• REQUEST: Collect each line containing "Delivery".
_ _ _ _ _ _ _
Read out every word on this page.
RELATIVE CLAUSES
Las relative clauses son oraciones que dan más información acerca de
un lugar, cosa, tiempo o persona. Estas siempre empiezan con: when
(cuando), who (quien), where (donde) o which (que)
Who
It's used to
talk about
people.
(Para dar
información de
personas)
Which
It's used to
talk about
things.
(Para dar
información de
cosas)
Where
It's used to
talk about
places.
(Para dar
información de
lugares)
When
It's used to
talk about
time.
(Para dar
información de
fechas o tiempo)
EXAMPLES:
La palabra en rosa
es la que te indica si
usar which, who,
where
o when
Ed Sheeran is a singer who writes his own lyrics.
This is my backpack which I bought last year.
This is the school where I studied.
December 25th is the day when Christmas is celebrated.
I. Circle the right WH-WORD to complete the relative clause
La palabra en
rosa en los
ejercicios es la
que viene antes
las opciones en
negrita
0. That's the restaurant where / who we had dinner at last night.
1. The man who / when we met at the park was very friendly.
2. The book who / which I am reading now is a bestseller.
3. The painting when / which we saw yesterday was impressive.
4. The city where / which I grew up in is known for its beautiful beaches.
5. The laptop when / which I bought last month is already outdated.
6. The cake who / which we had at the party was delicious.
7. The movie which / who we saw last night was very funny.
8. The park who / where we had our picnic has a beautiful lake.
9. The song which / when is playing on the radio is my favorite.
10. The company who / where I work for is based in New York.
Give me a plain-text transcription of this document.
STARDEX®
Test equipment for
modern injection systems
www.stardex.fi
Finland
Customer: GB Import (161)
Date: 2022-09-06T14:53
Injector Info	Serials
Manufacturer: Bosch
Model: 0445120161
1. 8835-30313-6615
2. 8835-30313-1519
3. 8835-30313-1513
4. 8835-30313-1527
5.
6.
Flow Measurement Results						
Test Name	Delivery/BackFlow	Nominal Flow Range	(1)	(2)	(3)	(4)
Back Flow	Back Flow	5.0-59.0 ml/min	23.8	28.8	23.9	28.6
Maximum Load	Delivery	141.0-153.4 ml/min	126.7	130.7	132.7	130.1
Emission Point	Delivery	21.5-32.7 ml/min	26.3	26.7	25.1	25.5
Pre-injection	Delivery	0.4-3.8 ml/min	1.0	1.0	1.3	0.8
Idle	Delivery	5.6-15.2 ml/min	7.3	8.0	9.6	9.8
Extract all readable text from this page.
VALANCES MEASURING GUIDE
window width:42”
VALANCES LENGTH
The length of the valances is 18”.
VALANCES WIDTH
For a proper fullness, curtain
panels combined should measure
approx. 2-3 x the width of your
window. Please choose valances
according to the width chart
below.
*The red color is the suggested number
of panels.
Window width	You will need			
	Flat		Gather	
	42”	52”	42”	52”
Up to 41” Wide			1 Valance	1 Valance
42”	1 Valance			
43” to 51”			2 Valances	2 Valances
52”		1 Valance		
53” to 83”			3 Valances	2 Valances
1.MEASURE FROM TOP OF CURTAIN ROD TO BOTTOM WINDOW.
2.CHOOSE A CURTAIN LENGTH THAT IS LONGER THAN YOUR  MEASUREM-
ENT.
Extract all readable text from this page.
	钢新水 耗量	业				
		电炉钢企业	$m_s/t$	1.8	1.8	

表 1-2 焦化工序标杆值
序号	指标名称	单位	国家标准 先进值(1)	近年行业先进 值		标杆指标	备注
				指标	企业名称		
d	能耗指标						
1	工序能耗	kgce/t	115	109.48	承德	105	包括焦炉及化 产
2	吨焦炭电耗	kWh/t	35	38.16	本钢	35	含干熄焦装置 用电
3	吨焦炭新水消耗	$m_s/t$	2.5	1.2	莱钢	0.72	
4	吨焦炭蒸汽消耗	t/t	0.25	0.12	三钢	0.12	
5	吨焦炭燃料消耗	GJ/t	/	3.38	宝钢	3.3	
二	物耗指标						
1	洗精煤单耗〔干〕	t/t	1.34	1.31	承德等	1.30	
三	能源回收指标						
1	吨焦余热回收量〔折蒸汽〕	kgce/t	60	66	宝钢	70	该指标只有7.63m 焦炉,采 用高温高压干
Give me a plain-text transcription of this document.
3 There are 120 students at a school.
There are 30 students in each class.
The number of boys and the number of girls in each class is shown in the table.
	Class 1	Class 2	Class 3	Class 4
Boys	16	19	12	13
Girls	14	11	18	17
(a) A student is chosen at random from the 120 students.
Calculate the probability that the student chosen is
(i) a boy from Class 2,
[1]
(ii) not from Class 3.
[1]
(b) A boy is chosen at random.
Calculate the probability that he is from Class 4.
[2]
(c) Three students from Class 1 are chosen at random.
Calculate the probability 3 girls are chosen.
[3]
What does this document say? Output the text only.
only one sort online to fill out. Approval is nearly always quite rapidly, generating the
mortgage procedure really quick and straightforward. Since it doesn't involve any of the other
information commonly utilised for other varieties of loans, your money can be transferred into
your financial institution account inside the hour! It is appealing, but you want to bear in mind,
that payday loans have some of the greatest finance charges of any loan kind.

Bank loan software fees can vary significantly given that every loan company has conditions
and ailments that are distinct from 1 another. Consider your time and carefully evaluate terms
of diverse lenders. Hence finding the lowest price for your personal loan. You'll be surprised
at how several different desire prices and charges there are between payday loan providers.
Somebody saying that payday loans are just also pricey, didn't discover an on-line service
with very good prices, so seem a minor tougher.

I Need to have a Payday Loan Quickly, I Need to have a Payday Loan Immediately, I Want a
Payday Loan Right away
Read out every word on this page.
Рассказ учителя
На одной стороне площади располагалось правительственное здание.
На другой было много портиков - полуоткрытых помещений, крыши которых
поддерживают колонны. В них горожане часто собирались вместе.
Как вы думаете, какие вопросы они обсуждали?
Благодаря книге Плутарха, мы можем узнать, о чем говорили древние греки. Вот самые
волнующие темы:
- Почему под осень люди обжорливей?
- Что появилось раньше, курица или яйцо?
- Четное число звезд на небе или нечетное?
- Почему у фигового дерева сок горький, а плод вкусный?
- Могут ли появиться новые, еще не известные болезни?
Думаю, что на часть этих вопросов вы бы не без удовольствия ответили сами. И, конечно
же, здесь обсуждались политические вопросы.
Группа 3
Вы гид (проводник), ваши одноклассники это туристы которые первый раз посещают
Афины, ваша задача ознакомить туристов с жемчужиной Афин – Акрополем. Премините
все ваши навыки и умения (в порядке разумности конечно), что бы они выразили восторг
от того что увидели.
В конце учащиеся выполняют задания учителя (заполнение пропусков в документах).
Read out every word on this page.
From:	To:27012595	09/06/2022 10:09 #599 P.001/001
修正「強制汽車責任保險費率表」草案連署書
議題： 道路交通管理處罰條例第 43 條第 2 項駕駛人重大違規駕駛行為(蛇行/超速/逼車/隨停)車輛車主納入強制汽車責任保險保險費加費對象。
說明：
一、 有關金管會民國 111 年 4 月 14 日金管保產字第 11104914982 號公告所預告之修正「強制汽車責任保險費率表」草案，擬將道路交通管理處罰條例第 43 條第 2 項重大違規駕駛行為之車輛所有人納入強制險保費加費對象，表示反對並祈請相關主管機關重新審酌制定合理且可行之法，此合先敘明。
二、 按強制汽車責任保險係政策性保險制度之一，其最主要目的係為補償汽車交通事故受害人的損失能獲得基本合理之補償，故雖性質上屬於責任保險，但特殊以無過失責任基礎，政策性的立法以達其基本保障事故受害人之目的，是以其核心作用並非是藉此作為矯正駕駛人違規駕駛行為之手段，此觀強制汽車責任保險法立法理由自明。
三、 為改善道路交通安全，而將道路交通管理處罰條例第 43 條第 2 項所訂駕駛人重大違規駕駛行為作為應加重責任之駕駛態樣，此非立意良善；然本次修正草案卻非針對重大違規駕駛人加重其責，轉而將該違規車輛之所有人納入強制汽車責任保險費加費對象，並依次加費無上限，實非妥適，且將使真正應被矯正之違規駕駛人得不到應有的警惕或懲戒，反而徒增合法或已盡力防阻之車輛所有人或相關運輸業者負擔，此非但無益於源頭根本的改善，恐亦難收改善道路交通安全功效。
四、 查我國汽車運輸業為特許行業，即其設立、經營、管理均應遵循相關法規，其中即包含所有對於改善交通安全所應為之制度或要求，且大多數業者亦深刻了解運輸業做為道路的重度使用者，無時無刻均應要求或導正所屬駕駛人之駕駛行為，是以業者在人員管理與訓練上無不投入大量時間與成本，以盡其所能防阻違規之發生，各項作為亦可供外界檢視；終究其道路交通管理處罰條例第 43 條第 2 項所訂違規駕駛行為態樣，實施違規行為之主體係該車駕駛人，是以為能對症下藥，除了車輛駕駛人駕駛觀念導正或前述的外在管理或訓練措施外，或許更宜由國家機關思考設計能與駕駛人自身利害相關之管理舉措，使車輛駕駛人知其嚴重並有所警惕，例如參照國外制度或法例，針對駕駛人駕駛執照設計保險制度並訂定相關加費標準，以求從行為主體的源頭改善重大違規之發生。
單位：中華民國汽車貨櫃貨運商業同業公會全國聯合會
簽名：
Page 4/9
_ _ _ _ _ _ _
• SOLUTION:
Test Name	Delivery/BackFlow	Nominal Flow Range	(1)	(2)	(3)	(4)
Maximum Load	Delivery	141.0-153.4 ml/min	126.7	130.7	132.7	130.1
Emission Point	Delivery	21.5-32.7 ml/min	26.3	26.7	25.1	25.5
Pre-injection	Delivery	0.4-3.8 ml/min	1.0	1.0	1.3	0.8
Idle	Delivery	5.6-15.2 ml/min	7.3	8.0	9.6	9.8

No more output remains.